→ **The task**:
Every line that appears in the listing is to be set down verbatim.

→ **Input data**:

<<<<

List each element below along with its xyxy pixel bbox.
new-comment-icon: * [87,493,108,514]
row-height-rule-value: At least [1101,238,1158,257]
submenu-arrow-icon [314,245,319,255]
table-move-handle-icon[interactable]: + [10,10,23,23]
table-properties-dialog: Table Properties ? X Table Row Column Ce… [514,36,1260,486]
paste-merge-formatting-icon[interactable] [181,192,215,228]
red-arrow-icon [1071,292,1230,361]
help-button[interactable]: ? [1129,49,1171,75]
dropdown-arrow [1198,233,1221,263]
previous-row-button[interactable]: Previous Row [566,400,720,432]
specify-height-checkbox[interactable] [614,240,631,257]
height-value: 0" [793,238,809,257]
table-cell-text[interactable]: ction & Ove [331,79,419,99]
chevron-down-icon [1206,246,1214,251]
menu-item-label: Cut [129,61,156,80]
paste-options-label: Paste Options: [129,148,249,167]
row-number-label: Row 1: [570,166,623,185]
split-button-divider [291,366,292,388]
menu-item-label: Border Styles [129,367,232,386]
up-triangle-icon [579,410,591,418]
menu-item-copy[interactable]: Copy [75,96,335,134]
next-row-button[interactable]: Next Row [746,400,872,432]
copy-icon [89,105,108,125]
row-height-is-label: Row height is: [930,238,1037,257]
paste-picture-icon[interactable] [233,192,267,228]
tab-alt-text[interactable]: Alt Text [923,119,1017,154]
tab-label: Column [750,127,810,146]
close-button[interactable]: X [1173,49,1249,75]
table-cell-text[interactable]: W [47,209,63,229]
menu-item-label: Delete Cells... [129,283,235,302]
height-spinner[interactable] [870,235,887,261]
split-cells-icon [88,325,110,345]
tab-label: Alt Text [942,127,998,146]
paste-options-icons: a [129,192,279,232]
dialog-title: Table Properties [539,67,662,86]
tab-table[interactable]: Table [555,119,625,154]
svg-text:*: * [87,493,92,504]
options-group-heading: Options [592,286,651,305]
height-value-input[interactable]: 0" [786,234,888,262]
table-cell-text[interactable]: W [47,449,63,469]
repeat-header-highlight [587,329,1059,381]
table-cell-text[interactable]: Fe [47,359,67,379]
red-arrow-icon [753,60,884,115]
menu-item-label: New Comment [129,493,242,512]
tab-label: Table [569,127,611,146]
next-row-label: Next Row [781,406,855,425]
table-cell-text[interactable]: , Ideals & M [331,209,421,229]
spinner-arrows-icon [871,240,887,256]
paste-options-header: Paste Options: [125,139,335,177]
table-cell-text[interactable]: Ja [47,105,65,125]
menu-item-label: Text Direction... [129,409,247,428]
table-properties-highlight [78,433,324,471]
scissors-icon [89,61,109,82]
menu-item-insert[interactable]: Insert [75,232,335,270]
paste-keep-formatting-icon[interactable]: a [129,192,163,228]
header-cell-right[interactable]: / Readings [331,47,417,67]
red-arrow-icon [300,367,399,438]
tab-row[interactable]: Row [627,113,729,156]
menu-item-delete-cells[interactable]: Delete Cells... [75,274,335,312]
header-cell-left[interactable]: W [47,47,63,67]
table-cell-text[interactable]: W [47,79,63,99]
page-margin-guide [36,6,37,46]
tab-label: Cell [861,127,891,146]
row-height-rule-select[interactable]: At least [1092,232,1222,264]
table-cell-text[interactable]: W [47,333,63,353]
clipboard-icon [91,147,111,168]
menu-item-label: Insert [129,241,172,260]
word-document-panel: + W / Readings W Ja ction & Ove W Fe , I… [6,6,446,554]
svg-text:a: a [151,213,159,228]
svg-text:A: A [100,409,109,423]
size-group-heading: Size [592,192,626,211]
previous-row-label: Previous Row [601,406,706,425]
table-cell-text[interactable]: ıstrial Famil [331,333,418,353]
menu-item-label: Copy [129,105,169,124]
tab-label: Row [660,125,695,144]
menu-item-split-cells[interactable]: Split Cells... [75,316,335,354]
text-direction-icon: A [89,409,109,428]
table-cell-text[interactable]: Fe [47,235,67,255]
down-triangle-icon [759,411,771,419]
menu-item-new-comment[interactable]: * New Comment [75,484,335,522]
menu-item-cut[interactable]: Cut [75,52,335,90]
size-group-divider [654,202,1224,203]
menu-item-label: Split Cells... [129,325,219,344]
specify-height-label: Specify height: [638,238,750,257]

>>>>

→ **Exercise output**:
List each element below along with its xyxy pixel bbox.
new-comment-icon: * [87,493,108,514]
row-height-rule-value: At least [1101,238,1158,257]
submenu-arrow-icon [314,245,319,255]
table-move-handle-icon[interactable]: + [10,10,23,23]
table-properties-dialog: Table Properties ? X Table Row Column Ce… [514,36,1260,486]
paste-merge-formatting-icon[interactable] [181,192,215,228]
red-arrow-icon [1071,292,1230,361]
help-button[interactable]: ? [1129,49,1171,75]
dropdown-arrow [1198,233,1221,263]
previous-row-button[interactable]: Previous Row [566,400,720,432]
specify-height-checkbox[interactable] [614,240,631,257]
height-value: 0" [793,238,809,257]
table-cell-text[interactable]: ction & Ove [331,79,419,99]
chevron-down-icon [1206,246,1214,251]
menu-item-label: Cut [129,61,156,80]
paste-options-label: Paste Options: [129,148,249,167]
row-number-label: Row 1: [570,166,623,185]
split-button-divider [291,366,292,388]
menu-item-label: Border Styles [129,367,232,386]
up-triangle-icon [579,410,591,418]
menu-item-copy[interactable]: Copy [75,96,335,134]
next-row-button[interactable]: Next Row [746,400,872,432]
copy-icon [89,105,108,125]
row-height-is-label: Row height is: [930,238,1037,257]
paste-picture-icon[interactable] [233,192,267,228]
tab-alt-text[interactable]: Alt Text [923,119,1017,154]
tab-label: Column [750,127,810,146]
close-button[interactable]: X [1173,49,1249,75]
table-cell-text[interactable]: W [47,209,63,229]
menu-item-label: Delete Cells... [129,283,235,302]
height-spinner[interactable] [870,235,887,261]
split-cells-icon [88,325,110,345]
tab-label: Alt Text [942,127,998,146]
paste-options-icons: a [129,192,279,232]
dialog-title: Table Properties [539,67,662,86]
tab-table[interactable]: Table [555,119,625,154]
svg-text:*: * [87,493,92,504]
options-group-heading: Options [592,286,651,305]
height-value-input[interactable]: 0" [786,234,888,262]
table-cell-text[interactable]: W [47,449,63,469]
repeat-header-highlight [587,329,1059,381]
table-cell-text[interactable]: Fe [47,359,67,379]
red-arrow-icon [753,60,884,115]
menu-item-label: New Comment [129,493,242,512]
tab-label: Table [569,127,611,146]
next-row-label: Next Row [781,406,855,425]
table-cell-text[interactable]: , Ideals & M [331,209,421,229]
spinner-arrows-icon [871,240,887,256]
paste-options-header: Paste Options: [125,139,335,177]
table-cell-text[interactable]: Ja [47,105,65,125]
menu-item-label: Text Direction... [129,409,247,428]
table-properties-highlight [78,433,324,471]
scissors-icon [89,61,109,82]
menu-item-insert[interactable]: Insert [75,232,335,270]
paste-keep-formatting-icon[interactable]: a [129,192,163,228]
header-cell-right[interactable]: / Readings [331,47,417,67]
red-arrow-icon [300,367,399,438]
tab-row[interactable]: Row [627,113,729,156]
menu-item-delete-cells[interactable]: Delete Cells... [75,274,335,312]
header-cell-left[interactable]: W [47,47,63,67]
table-cell-text[interactable]: W [47,79,63,99]
page-margin-guide [36,6,37,46]
tab-label: Cell [861,127,891,146]
row-height-rule-select[interactable]: At least [1092,232,1222,264]
table-cell-text[interactable]: W [47,333,63,353]
clipboard-icon [91,147,111,168]
menu-item-label: Insert [129,241,172,260]
word-document-panel: + W / Readings W Ja ction & Ove W Fe , I… [6,6,446,554]
svg-text:a: a [151,213,159,228]
svg-text:A: A [100,409,109,423]
size-group-heading: Size [592,192,626,211]
previous-row-label: Previous Row [601,406,706,425]
table-cell-text[interactable]: ıstrial Famil [331,333,418,353]
menu-item-label: Copy [129,105,169,124]
tab-label: Row [660,125,695,144]
menu-item-split-cells[interactable]: Split Cells... [75,316,335,354]
text-direction-icon: A [89,409,109,428]
table-cell-text[interactable]: Fe [47,235,67,255]
down-triangle-icon [759,411,771,419]
menu-item-new-comment[interactable]: * New Comment [75,484,335,522]
menu-item-cut[interactable]: Cut [75,52,335,90]
size-group-divider [654,202,1224,203]
menu-item-label: Split Cells... [129,325,219,344]
specify-height-label: Specify height: [638,238,750,257]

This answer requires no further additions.